Work required —
Take every line where the string "CFTC" appears and copy it.

====== Data

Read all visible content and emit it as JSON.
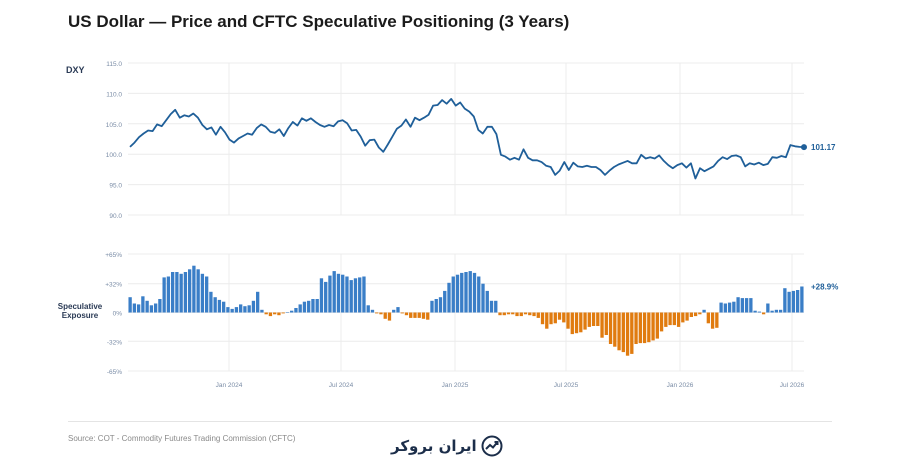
{
  "title": "US Dollar — Price and CFTC Speculative Positioning (3 Years)",
  "source": "Source: COT - Commodity Futures Trading Commission (CFTC)",
  "logo_text": "ایران بروکر",
  "colors": {
    "price_line": "#1f5f99",
    "positive_bar": "#3a7ec7",
    "negative_bar": "#e07b0f",
    "grid": "#ececec",
    "axis_text": "#7a8ca6"
  },
  "chart_data": [
    {
      "type": "line",
      "ylabel": "DXY",
      "ylim": [
        90,
        115
      ],
      "yticks": [
        "115.0",
        "110.0",
        "105.0",
        "100.0",
        "95.0",
        "90.0"
      ],
      "last_value_label": "101.17",
      "series": [
        {
          "values": [
            101.2,
            101.9,
            102.8,
            103.4,
            103.9,
            103.8,
            104.9,
            104.6,
            105.6,
            106.6,
            107.3,
            106.0,
            106.4,
            106.2,
            106.7,
            106.0,
            104.8,
            104.1,
            104.4,
            103.2,
            104.5,
            103.6,
            102.4,
            101.9,
            102.6,
            103.0,
            103.4,
            103.2,
            104.3,
            104.9,
            104.5,
            103.7,
            103.5,
            104.1,
            103.0,
            104.3,
            105.3,
            104.7,
            105.9,
            105.5,
            105.9,
            105.3,
            104.8,
            104.5,
            104.8,
            104.6,
            105.4,
            105.6,
            105.1,
            103.9,
            104.0,
            102.9,
            101.4,
            102.3,
            102.4,
            101.1,
            100.4,
            101.6,
            102.9,
            104.2,
            104.7,
            105.7,
            104.5,
            106.0,
            105.6,
            106.0,
            106.5,
            108.0,
            108.1,
            108.9,
            108.3,
            109.1,
            108.0,
            108.5,
            107.5,
            107.0,
            106.2,
            104.0,
            103.4,
            104.5,
            104.5,
            103.3,
            99.9,
            99.6,
            99.1,
            99.4,
            99.1,
            100.8,
            99.4,
            99.0,
            99.0,
            98.7,
            98.1,
            97.9,
            96.6,
            97.3,
            98.7,
            97.4,
            98.6,
            98.0,
            97.9,
            98.1,
            97.9,
            97.9,
            97.4,
            96.6,
            97.3,
            97.9,
            98.3,
            98.6,
            98.9,
            98.5,
            98.5,
            99.9,
            99.3,
            99.5,
            99.3,
            99.8,
            98.9,
            98.2,
            97.7,
            98.2,
            98.5,
            97.8,
            98.5,
            96.0,
            97.7,
            97.2,
            97.6,
            98.0,
            98.9,
            99.5,
            99.2,
            99.7,
            99.8,
            99.5,
            98.0,
            98.5,
            98.3,
            98.6,
            98.2,
            98.4,
            99.5,
            99.4,
            99.7,
            99.5,
            101.5,
            101.3,
            101.2,
            101.17
          ]
        }
      ]
    },
    {
      "type": "bar",
      "ylabel": "Speculative Exposure",
      "ylim": [
        -65,
        65
      ],
      "yticks": [
        "+65%",
        "+32%",
        "0%",
        "-32%",
        "-65%"
      ],
      "last_value_label": "+28.9%",
      "x_tick_labels": [
        "Jan 2024",
        "Jul 2024",
        "Jan 2025",
        "Jul 2025",
        "Jan 2026",
        "Jul 2026"
      ],
      "series": [
        {
          "values": [
            17,
            10,
            9,
            18,
            13,
            8,
            10,
            15,
            39,
            40,
            45,
            45,
            43,
            45,
            48,
            52,
            48,
            43,
            40,
            23,
            17,
            14,
            12,
            6,
            4,
            6,
            9,
            7,
            8,
            13,
            23,
            3,
            -2,
            -4,
            -2,
            -3,
            -1,
            0,
            2,
            5,
            9,
            12,
            13,
            15,
            15,
            38,
            34,
            41,
            46,
            43,
            42,
            40,
            36,
            38,
            39,
            40,
            8,
            3,
            -1,
            -2,
            -7,
            -9,
            3,
            6,
            -1,
            -3,
            -6,
            -6,
            -6,
            -7,
            -8,
            13,
            15,
            17,
            24,
            33,
            40,
            42,
            44,
            45,
            46,
            44,
            40,
            32,
            24,
            13,
            13,
            -3,
            -3,
            -2,
            -2,
            -4,
            -4,
            -2,
            -3,
            -4,
            -6,
            -13,
            -18,
            -13,
            -12,
            -8,
            -11,
            -18,
            -24,
            -23,
            -22,
            -19,
            -16,
            -15,
            -15,
            -28,
            -25,
            -35,
            -38,
            -42,
            -44,
            -48,
            -46,
            -35,
            -34,
            -34,
            -33,
            -31,
            -29,
            -21,
            -16,
            -14,
            -14,
            -16,
            -11,
            -9,
            -5,
            -4,
            -2,
            3,
            -12,
            -18,
            -17,
            11,
            10,
            11,
            12,
            17,
            16,
            16,
            16,
            2,
            1,
            -2,
            10,
            2,
            3,
            3,
            27,
            23,
            24,
            25,
            28.9
          ]
        }
      ]
    }
  ]
}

============

Final result —
  "title": "US Dollar — Price and CFTC Speculative Positioning (3 Years)",
  "source": "Source: COT - Commodity Futures Trading Commission (CFTC)",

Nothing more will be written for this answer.